— begin EXERCISE MATERIAL —
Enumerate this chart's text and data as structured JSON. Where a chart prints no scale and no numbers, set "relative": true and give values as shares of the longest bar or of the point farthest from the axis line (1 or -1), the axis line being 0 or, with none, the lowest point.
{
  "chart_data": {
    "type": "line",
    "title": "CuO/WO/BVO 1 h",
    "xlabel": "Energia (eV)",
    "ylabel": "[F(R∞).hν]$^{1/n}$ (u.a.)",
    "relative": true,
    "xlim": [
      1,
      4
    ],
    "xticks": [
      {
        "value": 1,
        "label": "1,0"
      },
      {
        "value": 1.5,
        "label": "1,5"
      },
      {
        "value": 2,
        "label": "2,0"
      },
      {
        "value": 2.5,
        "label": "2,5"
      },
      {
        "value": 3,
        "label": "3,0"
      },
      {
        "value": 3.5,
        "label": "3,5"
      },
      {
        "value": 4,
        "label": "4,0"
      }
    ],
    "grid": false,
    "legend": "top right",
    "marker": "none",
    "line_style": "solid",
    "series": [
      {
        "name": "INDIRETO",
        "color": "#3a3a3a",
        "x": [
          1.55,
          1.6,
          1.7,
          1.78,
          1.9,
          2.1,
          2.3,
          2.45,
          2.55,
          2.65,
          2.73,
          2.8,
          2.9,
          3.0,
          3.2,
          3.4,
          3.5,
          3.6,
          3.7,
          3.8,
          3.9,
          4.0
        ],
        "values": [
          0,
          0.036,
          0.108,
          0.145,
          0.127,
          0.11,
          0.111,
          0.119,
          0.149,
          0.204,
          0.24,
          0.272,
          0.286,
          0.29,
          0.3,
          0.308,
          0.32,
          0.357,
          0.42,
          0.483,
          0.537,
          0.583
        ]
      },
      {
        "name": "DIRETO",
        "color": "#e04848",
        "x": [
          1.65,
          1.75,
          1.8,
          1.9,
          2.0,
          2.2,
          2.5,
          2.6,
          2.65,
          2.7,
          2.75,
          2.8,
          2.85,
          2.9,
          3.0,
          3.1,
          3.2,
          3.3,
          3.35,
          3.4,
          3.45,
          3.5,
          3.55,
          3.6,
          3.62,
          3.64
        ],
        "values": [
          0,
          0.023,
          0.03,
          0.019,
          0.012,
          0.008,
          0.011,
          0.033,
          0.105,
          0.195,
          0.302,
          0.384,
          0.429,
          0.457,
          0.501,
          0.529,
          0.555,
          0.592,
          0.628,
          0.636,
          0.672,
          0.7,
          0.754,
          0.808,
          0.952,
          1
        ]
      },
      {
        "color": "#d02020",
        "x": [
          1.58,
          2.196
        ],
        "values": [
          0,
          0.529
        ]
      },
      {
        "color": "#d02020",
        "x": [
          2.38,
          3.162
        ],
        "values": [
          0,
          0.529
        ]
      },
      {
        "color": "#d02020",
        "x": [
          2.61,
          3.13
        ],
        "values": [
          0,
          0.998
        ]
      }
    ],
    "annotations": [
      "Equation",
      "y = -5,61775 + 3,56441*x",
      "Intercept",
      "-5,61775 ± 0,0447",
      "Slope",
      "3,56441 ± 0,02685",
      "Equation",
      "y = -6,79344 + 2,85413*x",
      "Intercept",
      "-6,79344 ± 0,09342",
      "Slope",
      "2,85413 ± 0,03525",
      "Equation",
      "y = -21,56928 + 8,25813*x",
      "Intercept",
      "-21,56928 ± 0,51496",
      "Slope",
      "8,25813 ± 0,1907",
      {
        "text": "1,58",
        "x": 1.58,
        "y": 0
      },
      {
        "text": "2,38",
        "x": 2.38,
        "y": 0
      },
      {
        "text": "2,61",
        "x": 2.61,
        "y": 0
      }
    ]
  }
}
— end EXERCISE MATERIAL —
§ AIM
Pick out every line of the listing containing the word "true", and show those lines.

§ WRITTEN REPLY
Enumerate this chart's text and data as structured JSON. Where a chart prints no scale and no numbers, set "relative": true and give values as shares of the longest bar or of the point farthest from the axis line (1 or -1), the axis line being 0 or, with none, the lowest point.
    "relative": true,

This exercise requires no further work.